** WHAT YOU ARE ASKED TO DO **
Select every line holding the word "data" and copy it.

>>

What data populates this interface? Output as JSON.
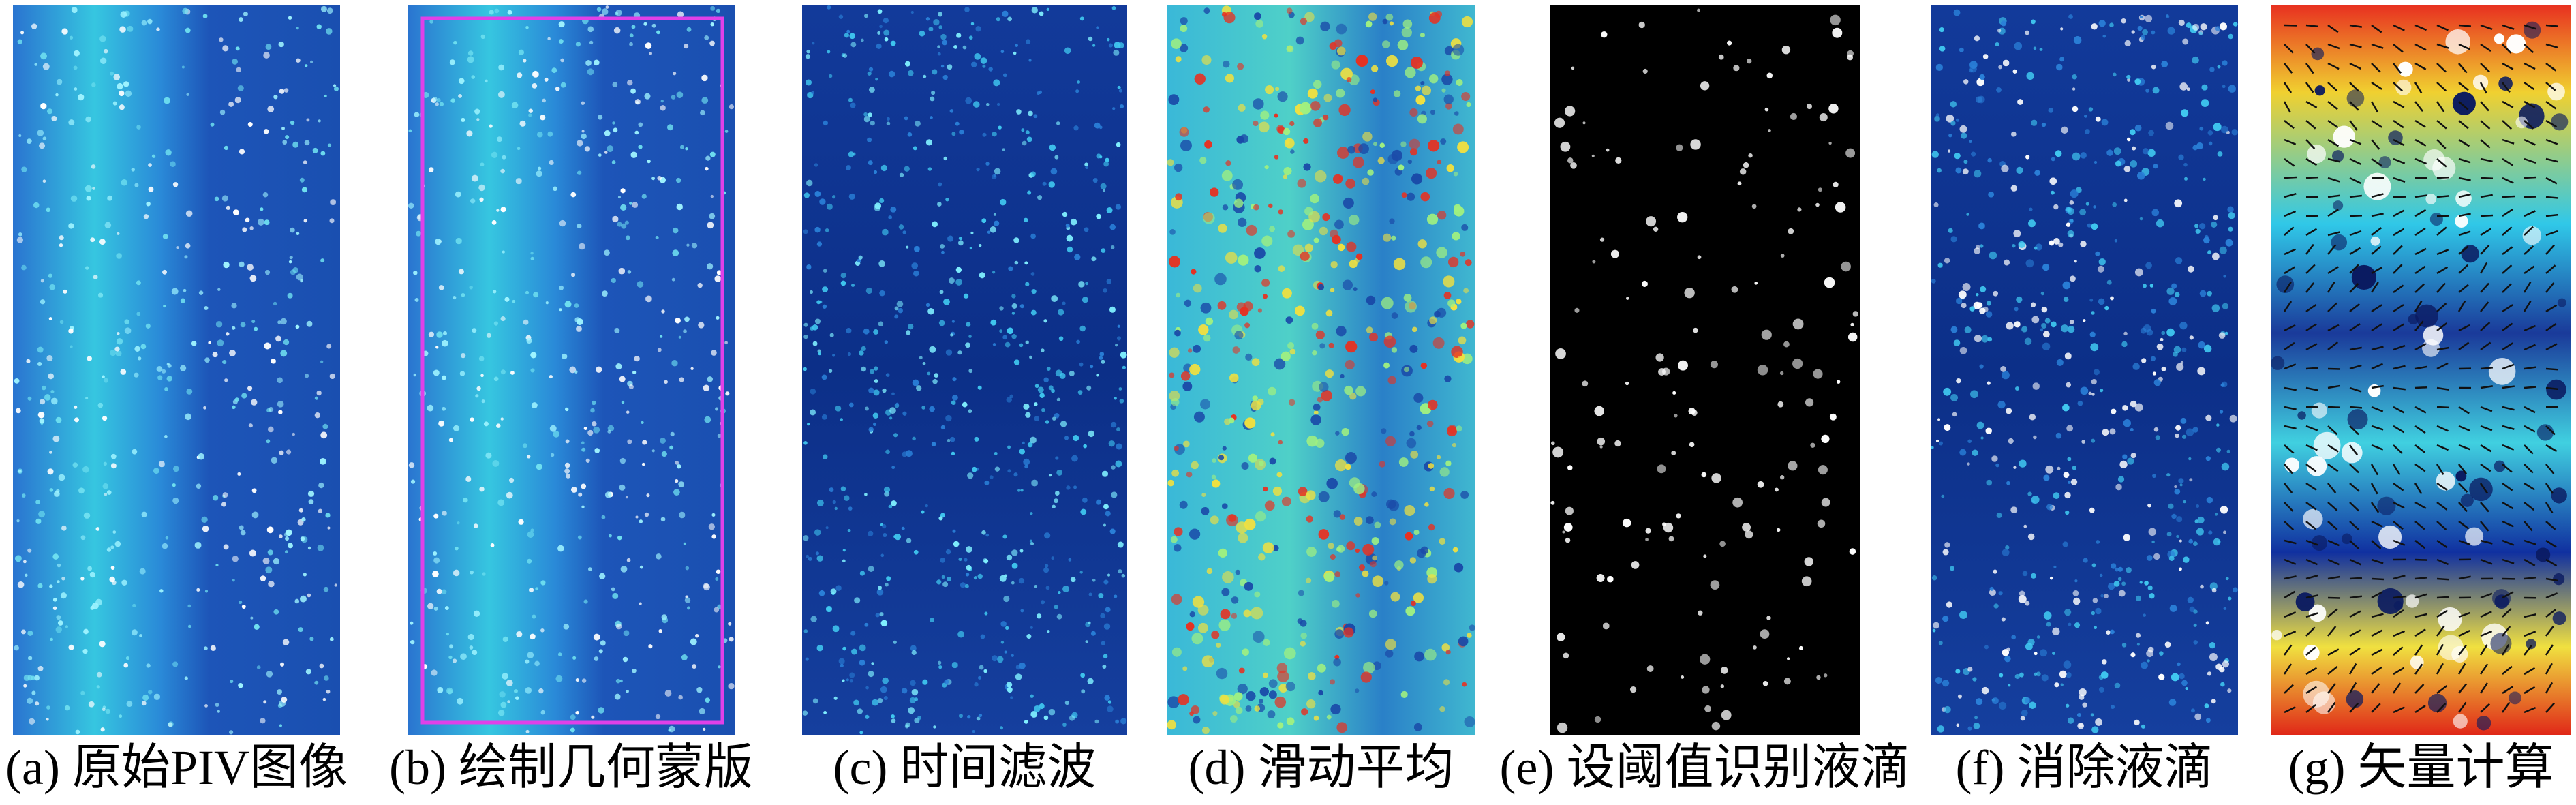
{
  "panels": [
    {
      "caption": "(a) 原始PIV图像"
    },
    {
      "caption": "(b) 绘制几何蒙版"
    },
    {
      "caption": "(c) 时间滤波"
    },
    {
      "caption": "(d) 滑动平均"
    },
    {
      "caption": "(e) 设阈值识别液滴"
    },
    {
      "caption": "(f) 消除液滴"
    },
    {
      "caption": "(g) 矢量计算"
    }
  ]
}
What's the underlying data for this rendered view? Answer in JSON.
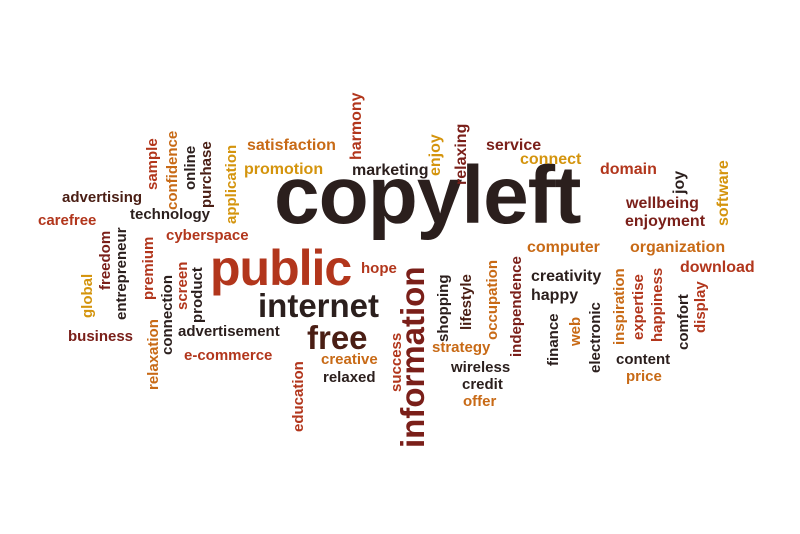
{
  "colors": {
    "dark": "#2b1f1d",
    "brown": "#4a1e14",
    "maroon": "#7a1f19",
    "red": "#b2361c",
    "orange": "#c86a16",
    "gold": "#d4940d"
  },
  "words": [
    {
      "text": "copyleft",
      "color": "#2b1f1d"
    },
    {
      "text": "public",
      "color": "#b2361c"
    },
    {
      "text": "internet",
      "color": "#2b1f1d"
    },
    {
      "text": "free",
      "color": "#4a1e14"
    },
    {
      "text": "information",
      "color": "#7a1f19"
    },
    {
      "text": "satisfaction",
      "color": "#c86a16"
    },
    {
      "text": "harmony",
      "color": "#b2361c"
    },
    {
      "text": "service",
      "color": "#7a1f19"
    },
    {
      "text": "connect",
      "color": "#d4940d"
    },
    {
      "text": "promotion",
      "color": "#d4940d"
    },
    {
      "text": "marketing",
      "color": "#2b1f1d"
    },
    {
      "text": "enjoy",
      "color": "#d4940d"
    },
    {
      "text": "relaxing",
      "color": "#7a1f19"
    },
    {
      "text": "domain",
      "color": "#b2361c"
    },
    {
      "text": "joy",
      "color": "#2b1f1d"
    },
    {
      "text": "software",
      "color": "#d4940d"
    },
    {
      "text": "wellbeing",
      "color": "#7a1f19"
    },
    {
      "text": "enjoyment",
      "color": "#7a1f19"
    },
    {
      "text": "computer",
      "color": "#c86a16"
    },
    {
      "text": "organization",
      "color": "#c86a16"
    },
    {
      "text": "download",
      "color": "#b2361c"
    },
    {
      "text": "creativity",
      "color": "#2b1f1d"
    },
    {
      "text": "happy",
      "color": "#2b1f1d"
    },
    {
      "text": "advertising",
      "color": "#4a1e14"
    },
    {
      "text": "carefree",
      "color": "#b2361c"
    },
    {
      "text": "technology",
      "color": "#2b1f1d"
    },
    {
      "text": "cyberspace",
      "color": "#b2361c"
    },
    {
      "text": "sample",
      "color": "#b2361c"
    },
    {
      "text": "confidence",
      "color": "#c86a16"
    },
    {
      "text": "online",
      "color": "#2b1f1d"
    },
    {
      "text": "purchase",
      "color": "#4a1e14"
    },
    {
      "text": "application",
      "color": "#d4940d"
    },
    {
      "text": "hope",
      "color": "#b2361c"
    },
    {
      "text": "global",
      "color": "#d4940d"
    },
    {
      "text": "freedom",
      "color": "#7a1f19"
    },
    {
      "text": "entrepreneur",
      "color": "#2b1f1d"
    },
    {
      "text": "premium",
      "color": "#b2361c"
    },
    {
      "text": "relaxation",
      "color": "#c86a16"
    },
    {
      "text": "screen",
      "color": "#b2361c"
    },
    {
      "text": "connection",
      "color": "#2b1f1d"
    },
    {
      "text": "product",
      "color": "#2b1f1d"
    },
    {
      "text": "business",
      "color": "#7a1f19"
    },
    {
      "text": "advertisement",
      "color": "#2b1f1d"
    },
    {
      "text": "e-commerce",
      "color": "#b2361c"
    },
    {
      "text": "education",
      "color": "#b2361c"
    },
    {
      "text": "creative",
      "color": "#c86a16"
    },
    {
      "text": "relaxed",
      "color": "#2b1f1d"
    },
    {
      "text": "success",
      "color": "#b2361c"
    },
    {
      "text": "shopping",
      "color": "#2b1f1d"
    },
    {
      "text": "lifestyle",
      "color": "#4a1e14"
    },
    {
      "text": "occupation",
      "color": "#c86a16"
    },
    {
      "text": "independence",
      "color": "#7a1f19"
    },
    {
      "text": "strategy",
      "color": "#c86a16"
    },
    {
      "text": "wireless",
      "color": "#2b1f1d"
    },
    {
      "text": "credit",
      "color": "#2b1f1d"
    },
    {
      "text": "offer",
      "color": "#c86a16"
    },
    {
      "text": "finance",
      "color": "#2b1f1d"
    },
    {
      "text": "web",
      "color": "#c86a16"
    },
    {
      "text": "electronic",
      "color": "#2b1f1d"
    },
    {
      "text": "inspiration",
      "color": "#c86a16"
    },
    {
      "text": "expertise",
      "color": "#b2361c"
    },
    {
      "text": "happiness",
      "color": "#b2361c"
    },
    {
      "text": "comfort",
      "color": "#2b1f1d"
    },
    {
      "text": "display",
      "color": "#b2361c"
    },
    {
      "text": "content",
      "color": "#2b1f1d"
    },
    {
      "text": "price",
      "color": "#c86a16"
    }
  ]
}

<<

** TASK ANSWER **
What data populates this interface? Output as JSON.
What's the underlying data for this rendered view? Answer in JSON.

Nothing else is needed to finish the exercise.